Records for processing:
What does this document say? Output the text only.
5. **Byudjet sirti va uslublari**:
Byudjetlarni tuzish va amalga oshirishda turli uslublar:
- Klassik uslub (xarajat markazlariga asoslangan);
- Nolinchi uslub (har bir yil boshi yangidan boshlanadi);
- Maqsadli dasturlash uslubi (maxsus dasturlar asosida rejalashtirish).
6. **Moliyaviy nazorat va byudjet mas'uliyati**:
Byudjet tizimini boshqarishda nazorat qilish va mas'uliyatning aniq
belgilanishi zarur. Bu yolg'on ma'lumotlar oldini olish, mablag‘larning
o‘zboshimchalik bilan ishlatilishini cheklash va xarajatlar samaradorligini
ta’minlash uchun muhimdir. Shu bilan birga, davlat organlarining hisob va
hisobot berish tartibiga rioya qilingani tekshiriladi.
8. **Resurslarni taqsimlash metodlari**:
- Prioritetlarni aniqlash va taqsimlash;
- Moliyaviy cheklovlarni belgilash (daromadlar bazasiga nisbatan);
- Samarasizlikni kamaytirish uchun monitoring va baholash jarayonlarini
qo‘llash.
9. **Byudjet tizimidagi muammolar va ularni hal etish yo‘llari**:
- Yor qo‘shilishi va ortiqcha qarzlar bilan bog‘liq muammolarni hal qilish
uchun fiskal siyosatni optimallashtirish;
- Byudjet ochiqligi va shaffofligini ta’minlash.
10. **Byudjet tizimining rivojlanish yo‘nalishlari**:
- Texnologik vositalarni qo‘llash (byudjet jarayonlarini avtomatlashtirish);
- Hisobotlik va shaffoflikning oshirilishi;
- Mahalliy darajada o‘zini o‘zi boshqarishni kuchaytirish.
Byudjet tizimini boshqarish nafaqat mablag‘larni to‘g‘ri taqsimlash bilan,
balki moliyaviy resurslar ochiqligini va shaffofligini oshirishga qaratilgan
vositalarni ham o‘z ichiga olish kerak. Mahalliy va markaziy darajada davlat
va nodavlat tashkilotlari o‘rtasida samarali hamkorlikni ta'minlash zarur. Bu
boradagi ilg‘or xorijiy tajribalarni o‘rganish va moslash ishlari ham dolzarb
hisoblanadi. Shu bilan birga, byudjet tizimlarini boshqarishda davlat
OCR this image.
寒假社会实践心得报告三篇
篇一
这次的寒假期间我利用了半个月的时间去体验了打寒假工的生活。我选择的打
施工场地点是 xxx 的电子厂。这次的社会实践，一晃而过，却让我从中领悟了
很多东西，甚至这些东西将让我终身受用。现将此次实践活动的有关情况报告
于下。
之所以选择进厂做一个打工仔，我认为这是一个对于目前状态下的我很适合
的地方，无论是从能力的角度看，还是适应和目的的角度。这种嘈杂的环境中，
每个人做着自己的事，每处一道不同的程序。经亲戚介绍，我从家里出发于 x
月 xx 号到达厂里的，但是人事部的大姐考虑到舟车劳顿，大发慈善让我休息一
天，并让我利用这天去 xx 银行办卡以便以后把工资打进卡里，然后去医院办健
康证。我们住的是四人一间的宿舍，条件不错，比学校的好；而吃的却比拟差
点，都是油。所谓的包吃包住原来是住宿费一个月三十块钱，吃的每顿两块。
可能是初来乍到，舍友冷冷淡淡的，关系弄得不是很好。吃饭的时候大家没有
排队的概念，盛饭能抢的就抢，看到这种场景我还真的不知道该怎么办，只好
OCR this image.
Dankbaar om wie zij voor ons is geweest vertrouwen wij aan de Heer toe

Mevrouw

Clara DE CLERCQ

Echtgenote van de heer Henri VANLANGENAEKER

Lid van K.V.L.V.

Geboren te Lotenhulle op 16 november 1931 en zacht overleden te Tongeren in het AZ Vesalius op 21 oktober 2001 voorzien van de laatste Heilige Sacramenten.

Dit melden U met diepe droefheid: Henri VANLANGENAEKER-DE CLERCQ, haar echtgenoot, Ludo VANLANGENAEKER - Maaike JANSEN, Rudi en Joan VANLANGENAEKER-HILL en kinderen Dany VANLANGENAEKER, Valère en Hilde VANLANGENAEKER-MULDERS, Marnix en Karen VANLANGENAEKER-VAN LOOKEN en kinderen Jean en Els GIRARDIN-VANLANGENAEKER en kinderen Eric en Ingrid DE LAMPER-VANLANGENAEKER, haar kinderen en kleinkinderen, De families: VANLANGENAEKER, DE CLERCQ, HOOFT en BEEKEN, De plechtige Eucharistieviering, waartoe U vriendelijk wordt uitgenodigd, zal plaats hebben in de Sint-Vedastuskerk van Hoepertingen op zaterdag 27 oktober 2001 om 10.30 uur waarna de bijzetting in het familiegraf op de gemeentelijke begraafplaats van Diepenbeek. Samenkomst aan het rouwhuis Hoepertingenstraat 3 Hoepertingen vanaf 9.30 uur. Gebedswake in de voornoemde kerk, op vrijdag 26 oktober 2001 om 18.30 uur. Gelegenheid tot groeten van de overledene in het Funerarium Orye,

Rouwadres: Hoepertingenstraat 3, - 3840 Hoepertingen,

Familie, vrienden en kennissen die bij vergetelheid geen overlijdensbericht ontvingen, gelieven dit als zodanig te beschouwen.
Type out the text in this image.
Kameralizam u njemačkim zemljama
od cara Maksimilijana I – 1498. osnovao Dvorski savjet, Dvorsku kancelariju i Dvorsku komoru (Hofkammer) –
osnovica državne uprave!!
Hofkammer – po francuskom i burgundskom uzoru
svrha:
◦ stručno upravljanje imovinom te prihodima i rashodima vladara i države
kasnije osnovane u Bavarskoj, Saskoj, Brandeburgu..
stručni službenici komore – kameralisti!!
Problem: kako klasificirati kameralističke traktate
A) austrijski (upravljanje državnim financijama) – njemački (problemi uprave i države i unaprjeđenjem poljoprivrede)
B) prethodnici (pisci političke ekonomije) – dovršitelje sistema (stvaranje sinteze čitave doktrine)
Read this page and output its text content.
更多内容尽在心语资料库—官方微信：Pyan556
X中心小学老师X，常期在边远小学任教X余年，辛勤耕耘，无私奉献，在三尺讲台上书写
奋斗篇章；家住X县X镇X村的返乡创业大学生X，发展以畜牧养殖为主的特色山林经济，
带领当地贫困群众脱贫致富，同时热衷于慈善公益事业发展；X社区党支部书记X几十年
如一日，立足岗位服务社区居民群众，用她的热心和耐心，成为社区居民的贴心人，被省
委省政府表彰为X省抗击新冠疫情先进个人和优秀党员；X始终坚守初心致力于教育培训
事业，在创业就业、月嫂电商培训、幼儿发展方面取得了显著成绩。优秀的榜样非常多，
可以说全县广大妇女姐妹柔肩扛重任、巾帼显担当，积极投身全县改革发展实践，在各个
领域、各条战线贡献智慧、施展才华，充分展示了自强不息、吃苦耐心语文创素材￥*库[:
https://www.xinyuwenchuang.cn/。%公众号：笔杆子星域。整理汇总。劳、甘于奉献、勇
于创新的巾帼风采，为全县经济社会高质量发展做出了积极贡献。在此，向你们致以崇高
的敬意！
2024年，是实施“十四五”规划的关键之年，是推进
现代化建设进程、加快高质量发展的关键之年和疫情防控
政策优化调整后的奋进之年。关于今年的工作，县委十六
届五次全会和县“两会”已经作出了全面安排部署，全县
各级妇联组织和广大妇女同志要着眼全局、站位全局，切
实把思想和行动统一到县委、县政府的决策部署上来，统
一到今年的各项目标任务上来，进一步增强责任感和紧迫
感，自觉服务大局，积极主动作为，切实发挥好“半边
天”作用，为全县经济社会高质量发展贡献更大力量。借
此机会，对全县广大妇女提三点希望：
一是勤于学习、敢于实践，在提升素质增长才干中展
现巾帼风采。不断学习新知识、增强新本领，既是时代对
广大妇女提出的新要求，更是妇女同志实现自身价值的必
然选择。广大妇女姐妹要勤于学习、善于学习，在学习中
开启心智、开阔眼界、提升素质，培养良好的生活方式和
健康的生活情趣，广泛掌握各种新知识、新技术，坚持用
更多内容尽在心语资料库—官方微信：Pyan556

Given problem: Pull every line containing "minlash" from the material above.

Full answer:
ta’minlash uchun muhimdir. Shu bilan birga, davlat organlarining hisob va
- Byudjet ochiqligi va shaffofligini ta’minlash.
va nodavlat tashkilotlari o‘rtasida samarali hamkorlikni ta'minlash zarur. Bu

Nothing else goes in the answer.